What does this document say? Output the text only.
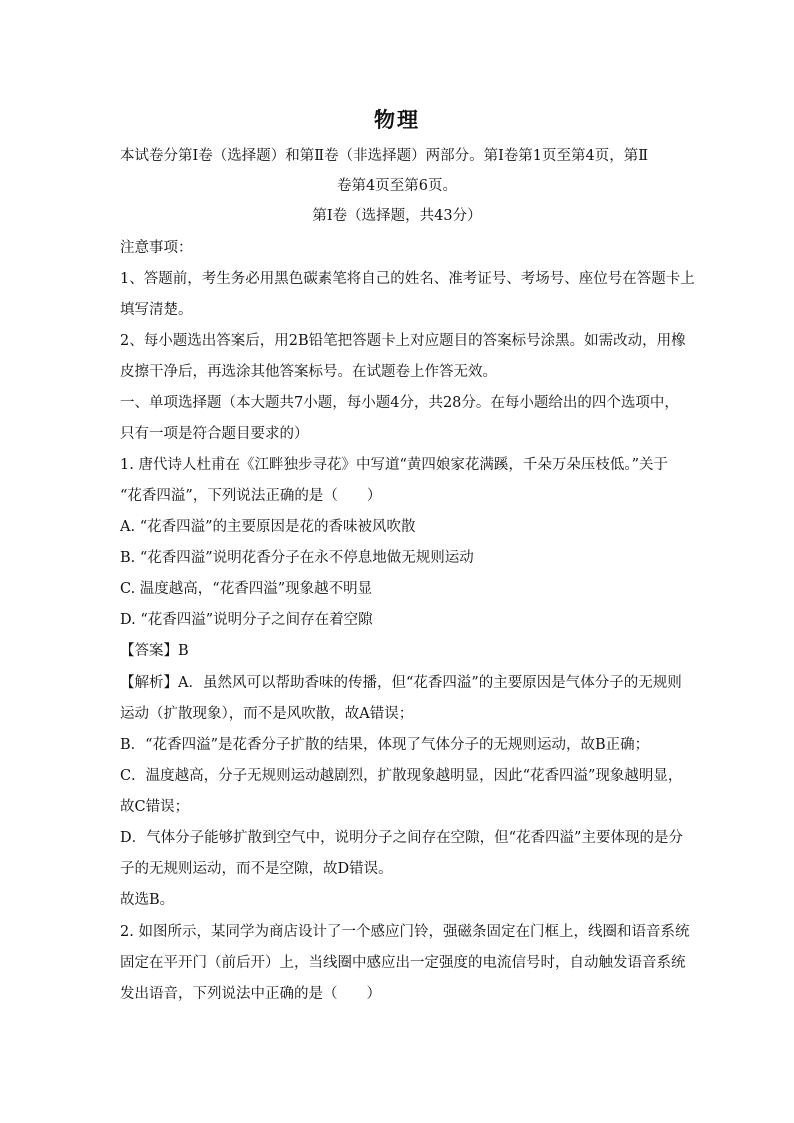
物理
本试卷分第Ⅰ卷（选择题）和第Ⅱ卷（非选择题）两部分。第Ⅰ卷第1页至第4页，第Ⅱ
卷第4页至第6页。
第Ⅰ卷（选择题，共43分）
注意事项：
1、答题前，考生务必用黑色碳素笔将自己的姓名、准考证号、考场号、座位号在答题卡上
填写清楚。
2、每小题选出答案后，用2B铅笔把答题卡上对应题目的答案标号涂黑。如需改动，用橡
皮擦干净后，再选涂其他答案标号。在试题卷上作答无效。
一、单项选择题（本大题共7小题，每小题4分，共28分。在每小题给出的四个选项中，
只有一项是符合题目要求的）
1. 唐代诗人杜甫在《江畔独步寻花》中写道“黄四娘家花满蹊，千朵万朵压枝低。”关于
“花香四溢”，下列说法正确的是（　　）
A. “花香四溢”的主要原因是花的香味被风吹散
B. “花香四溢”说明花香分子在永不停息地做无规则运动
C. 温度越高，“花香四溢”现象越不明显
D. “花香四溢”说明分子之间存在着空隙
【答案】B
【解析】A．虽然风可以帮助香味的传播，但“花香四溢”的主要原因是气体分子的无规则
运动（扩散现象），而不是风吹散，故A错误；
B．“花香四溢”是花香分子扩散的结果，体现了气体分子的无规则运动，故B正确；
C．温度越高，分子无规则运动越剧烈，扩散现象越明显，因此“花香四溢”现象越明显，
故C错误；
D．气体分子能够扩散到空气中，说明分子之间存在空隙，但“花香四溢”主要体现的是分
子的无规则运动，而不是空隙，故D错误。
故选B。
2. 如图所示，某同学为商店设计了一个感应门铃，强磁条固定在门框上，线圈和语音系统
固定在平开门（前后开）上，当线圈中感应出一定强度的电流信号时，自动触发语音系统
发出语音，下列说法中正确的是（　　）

*****

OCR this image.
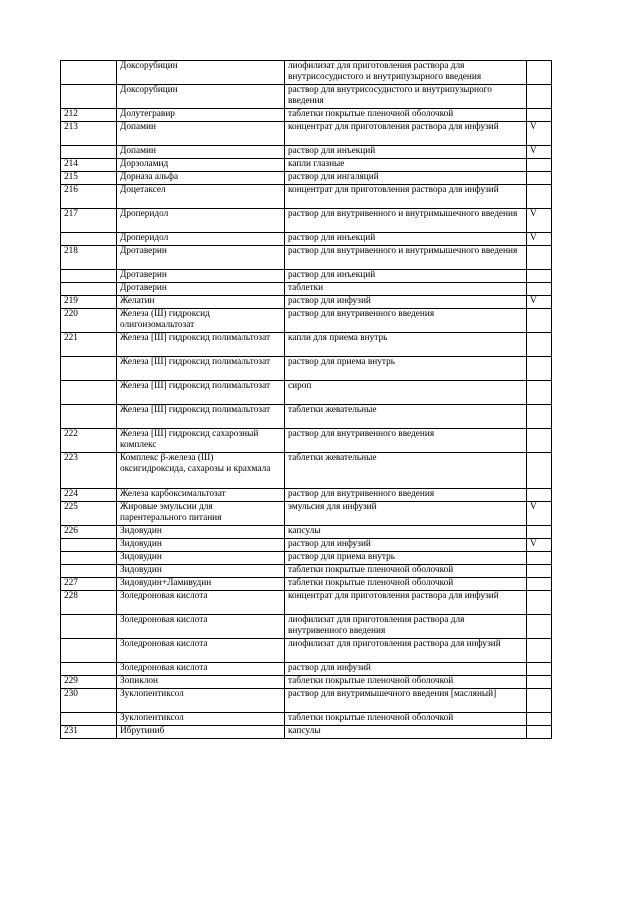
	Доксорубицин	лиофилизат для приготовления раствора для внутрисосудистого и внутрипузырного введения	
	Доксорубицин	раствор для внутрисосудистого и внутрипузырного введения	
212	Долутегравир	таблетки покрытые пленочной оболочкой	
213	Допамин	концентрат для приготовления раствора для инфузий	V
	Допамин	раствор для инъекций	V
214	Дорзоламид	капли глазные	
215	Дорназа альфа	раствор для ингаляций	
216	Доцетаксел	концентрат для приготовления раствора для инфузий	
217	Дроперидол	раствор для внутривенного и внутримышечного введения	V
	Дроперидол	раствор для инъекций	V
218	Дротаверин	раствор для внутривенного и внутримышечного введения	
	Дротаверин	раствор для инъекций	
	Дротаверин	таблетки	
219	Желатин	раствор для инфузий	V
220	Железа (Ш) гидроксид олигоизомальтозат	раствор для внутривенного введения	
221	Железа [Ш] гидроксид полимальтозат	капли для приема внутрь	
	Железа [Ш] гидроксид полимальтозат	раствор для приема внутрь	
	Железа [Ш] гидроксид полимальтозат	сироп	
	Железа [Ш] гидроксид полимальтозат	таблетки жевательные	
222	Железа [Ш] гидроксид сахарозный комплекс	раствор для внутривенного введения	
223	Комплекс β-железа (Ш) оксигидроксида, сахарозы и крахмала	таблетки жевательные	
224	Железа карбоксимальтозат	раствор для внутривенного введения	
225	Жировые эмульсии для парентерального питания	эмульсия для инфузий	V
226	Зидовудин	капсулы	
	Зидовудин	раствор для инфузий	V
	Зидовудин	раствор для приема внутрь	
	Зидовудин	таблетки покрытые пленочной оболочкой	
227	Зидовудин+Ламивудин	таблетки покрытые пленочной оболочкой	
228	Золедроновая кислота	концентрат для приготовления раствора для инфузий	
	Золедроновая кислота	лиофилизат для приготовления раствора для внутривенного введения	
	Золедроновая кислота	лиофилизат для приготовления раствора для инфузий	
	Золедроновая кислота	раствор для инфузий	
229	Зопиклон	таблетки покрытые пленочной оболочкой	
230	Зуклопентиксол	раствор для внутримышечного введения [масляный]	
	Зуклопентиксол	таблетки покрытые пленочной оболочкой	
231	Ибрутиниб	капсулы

*****

In the material above, how many lines hold the word "Дроперидол"? Say only the number.

2